>> START

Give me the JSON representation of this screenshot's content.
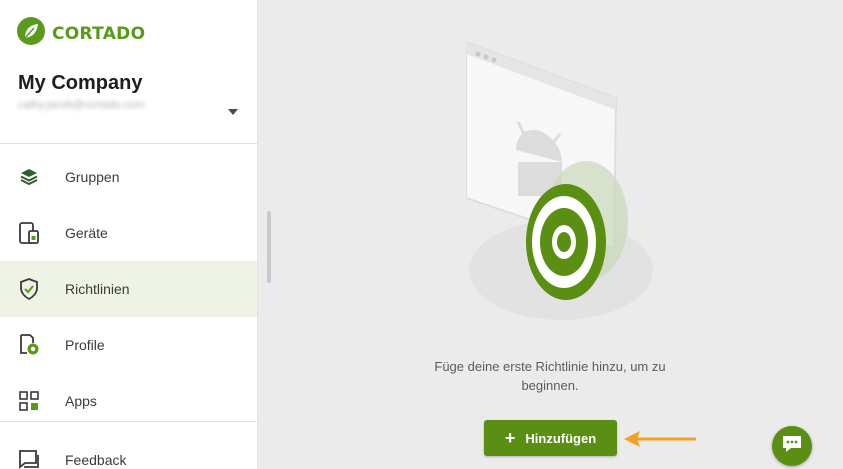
{
  "brand": {
    "name": "CORTADO"
  },
  "company": {
    "name": "My Company",
    "email": "cathy.jacob@cortado.com"
  },
  "nav": {
    "items": [
      {
        "label": "Gruppen",
        "icon": "layers-icon"
      },
      {
        "label": "Geräte",
        "icon": "devices-icon"
      },
      {
        "label": "Richtlinien",
        "icon": "shield-check-icon",
        "active": true
      },
      {
        "label": "Profile",
        "icon": "profile-settings-icon"
      },
      {
        "label": "Apps",
        "icon": "apps-grid-icon"
      }
    ],
    "feedback": {
      "label": "Feedback",
      "icon": "feedback-icon"
    }
  },
  "main": {
    "empty_text": "Füge deine erste Richtlinie hinzu, um zu beginnen.",
    "add_button": "Hinzufügen"
  },
  "colors": {
    "accent": "#5a8f14",
    "brand": "#5a9a1a",
    "arrow": "#f5a020",
    "active_bg": "#eef3e6"
  }
}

>> END

Without the pictures, restate each entry exactly.

Give me the JSON representation of this screenshot's content.
{
  "brand": {
    "name": "CORTADO"
  },
  "company": {
    "name": "My Company",
    "email": "cathy.jacob@cortado.com"
  },
  "nav": {
    "items": [
      {
        "label": "Gruppen",
        "icon": "layers-icon"
      },
      {
        "label": "Geräte",
        "icon": "devices-icon"
      },
      {
        "label": "Richtlinien",
        "icon": "shield-check-icon",
        "active": true
      },
      {
        "label": "Profile",
        "icon": "profile-settings-icon"
      },
      {
        "label": "Apps",
        "icon": "apps-grid-icon"
      }
    ],
    "feedback": {
      "label": "Feedback",
      "icon": "feedback-icon"
    }
  },
  "main": {
    "empty_text": "Füge deine erste Richtlinie hinzu, um zu beginnen.",
    "add_button": "Hinzufügen"
  },
  "colors": {
    "accent": "#5a8f14",
    "brand": "#5a9a1a",
    "arrow": "#f5a020",
    "active_bg": "#eef3e6"
  }
}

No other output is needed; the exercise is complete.